▸ **EXERCISE**: Would it be possible to write out each entry below exactly, without the pictures?
* * * *
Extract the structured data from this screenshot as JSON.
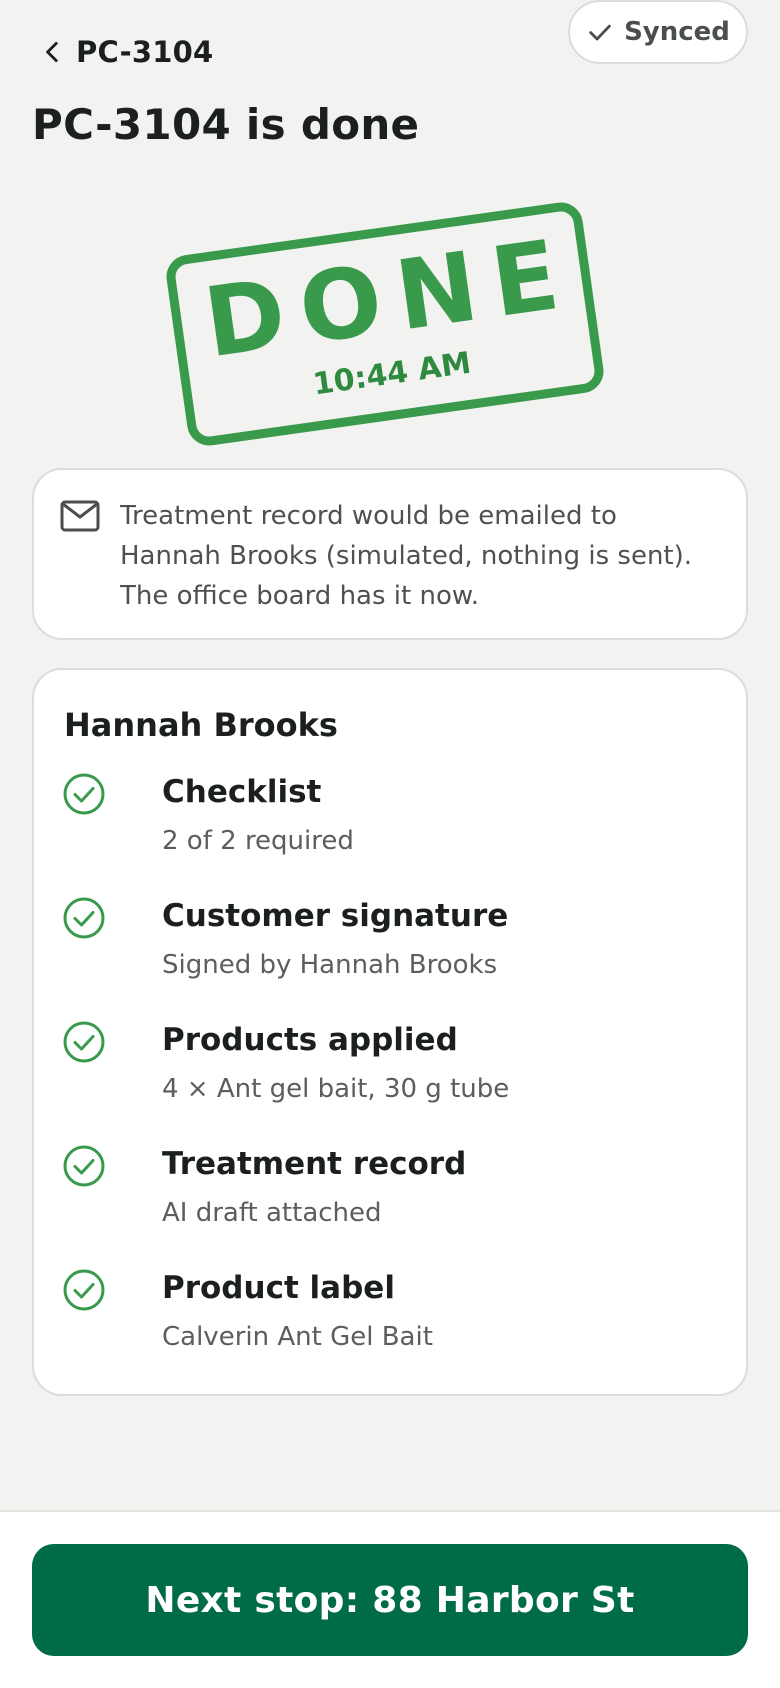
{
  "header": {
    "back_label": "PC-3104",
    "sync_status": "Synced"
  },
  "title": "PC-3104 is done",
  "stamp": {
    "word": "DONE",
    "time": "10:44 AM"
  },
  "notice": {
    "icon": "mail-icon",
    "text": "Treatment record would be emailed to Hannah Brooks (simulated, nothing is sent). The office board has it now."
  },
  "summary": {
    "customer": "Hannah Brooks",
    "items": [
      {
        "title": "Checklist",
        "subtitle": "2 of 2 required",
        "icon": "check-circle-icon"
      },
      {
        "title": "Customer signature",
        "subtitle": "Signed by Hannah Brooks",
        "icon": "check-circle-icon"
      },
      {
        "title": "Products applied",
        "subtitle": "4 × Ant gel bait, 30 g tube",
        "icon": "check-circle-icon"
      },
      {
        "title": "Treatment record",
        "subtitle": "AI draft attached",
        "icon": "check-circle-icon"
      },
      {
        "title": "Product label",
        "subtitle": "Calverin Ant Gel Bait",
        "icon": "check-circle-icon"
      }
    ]
  },
  "footer": {
    "next_label": "Next stop: 88 Harbor St"
  },
  "colors": {
    "accent": "#006b47",
    "stamp_green": "#3a9a4b",
    "background": "#f2f2f1"
  }
}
* * * *
▸ **RESULT FOR THIS TASK**:
Extract the structured data from this screenshot as JSON.
{
  "header": {
    "back_label": "PC-3104",
    "sync_status": "Synced"
  },
  "title": "PC-3104 is done",
  "stamp": {
    "word": "DONE",
    "time": "10:44 AM"
  },
  "notice": {
    "icon": "mail-icon",
    "text": "Treatment record would be emailed to Hannah Brooks (simulated, nothing is sent). The office board has it now."
  },
  "summary": {
    "customer": "Hannah Brooks",
    "items": [
      {
        "title": "Checklist",
        "subtitle": "2 of 2 required",
        "icon": "check-circle-icon"
      },
      {
        "title": "Customer signature",
        "subtitle": "Signed by Hannah Brooks",
        "icon": "check-circle-icon"
      },
      {
        "title": "Products applied",
        "subtitle": "4 × Ant gel bait, 30 g tube",
        "icon": "check-circle-icon"
      },
      {
        "title": "Treatment record",
        "subtitle": "AI draft attached",
        "icon": "check-circle-icon"
      },
      {
        "title": "Product label",
        "subtitle": "Calverin Ant Gel Bait",
        "icon": "check-circle-icon"
      }
    ]
  },
  "footer": {
    "next_label": "Next stop: 88 Harbor St"
  },
  "colors": {
    "accent": "#006b47",
    "stamp_green": "#3a9a4b",
    "background": "#f2f2f1"
  }
}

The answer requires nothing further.